==== Stored rows

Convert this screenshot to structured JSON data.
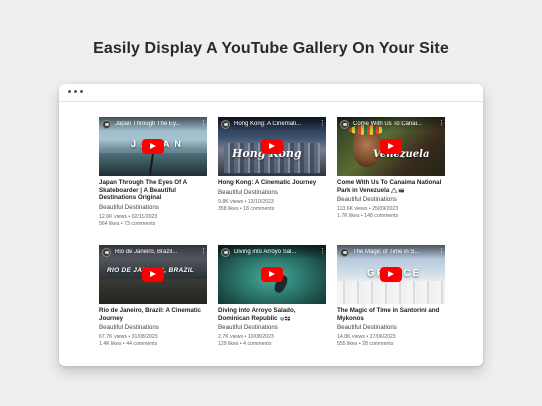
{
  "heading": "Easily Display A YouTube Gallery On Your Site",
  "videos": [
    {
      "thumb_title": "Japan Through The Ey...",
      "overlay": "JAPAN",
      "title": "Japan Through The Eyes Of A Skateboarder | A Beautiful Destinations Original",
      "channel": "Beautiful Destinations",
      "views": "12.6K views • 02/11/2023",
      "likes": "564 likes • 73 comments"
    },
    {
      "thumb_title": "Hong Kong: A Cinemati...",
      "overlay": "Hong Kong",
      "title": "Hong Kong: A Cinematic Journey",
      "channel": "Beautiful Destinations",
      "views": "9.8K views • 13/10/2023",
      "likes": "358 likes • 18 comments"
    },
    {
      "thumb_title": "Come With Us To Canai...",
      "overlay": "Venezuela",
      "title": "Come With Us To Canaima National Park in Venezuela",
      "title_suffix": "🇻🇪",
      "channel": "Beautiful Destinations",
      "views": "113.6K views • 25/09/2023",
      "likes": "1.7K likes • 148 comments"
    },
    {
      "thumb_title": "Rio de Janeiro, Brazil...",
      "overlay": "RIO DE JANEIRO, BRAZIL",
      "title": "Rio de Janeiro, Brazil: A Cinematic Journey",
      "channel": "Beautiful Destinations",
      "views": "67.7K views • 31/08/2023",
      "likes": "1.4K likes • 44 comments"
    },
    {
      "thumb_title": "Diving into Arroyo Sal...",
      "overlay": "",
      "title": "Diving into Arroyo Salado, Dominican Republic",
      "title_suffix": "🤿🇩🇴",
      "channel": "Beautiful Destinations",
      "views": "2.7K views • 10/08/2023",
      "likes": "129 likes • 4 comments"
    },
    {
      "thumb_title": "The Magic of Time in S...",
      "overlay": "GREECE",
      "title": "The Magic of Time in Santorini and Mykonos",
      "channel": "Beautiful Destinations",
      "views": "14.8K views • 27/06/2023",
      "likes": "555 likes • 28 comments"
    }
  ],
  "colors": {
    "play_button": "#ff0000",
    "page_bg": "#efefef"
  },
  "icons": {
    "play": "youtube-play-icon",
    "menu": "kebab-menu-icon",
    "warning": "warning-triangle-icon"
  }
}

========
==== Stored rows

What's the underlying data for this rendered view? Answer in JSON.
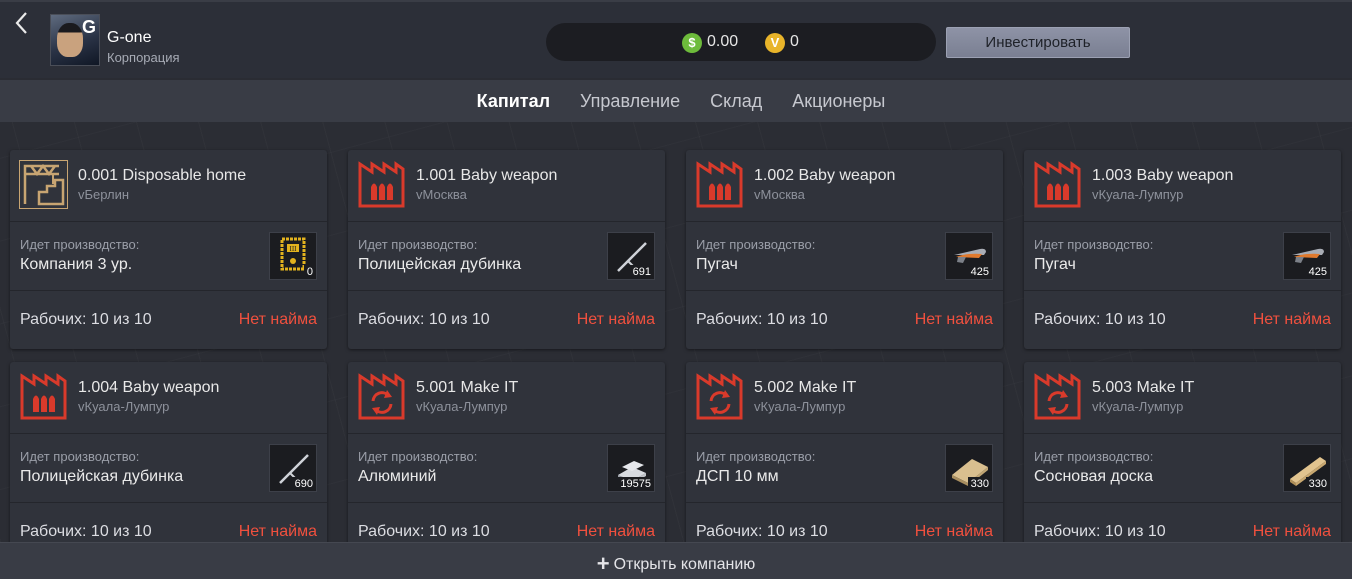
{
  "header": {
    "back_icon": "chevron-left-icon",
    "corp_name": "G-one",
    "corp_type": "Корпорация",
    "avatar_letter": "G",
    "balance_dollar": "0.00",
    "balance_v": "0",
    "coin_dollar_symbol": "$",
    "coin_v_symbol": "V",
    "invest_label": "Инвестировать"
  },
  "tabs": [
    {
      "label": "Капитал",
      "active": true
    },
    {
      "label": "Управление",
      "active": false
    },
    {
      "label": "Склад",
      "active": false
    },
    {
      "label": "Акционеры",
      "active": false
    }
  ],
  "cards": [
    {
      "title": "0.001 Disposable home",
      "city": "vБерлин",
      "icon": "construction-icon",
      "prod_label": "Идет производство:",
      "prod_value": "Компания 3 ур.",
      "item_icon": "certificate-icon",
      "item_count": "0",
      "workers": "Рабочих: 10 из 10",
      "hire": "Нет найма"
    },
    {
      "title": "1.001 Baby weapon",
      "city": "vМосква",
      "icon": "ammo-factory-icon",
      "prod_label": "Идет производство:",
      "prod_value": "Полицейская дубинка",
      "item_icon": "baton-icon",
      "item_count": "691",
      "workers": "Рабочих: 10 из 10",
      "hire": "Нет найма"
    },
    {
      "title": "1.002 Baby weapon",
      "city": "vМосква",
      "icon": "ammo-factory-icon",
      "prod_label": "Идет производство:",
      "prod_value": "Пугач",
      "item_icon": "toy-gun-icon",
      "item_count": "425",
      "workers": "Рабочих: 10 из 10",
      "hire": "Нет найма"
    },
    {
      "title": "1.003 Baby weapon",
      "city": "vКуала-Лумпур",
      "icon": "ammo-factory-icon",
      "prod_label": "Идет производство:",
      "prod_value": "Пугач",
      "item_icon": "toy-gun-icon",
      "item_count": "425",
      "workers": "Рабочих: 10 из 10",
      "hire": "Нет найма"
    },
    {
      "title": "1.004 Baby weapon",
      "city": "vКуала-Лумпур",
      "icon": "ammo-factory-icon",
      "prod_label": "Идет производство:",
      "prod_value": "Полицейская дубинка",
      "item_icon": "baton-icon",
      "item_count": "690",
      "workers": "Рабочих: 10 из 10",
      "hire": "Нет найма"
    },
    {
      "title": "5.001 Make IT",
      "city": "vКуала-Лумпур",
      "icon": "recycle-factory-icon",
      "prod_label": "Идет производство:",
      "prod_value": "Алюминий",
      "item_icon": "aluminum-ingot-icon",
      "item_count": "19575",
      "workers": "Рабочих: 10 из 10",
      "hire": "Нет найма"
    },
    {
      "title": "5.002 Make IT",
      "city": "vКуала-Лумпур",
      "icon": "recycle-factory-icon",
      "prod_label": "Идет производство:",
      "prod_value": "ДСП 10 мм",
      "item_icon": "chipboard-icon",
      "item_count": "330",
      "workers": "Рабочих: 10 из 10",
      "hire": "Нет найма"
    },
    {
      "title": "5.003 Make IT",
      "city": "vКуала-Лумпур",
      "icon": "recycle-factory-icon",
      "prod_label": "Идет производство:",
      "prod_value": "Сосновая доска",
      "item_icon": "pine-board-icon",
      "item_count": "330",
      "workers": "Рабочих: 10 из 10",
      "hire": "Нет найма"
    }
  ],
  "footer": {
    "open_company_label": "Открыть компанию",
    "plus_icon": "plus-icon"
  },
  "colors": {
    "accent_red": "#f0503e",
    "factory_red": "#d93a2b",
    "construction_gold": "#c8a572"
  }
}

========

◆ **What the task requires**
Lines of the listing that contain the word "weapon" are to be counted; report only their number.

◆ **Output for this task**
4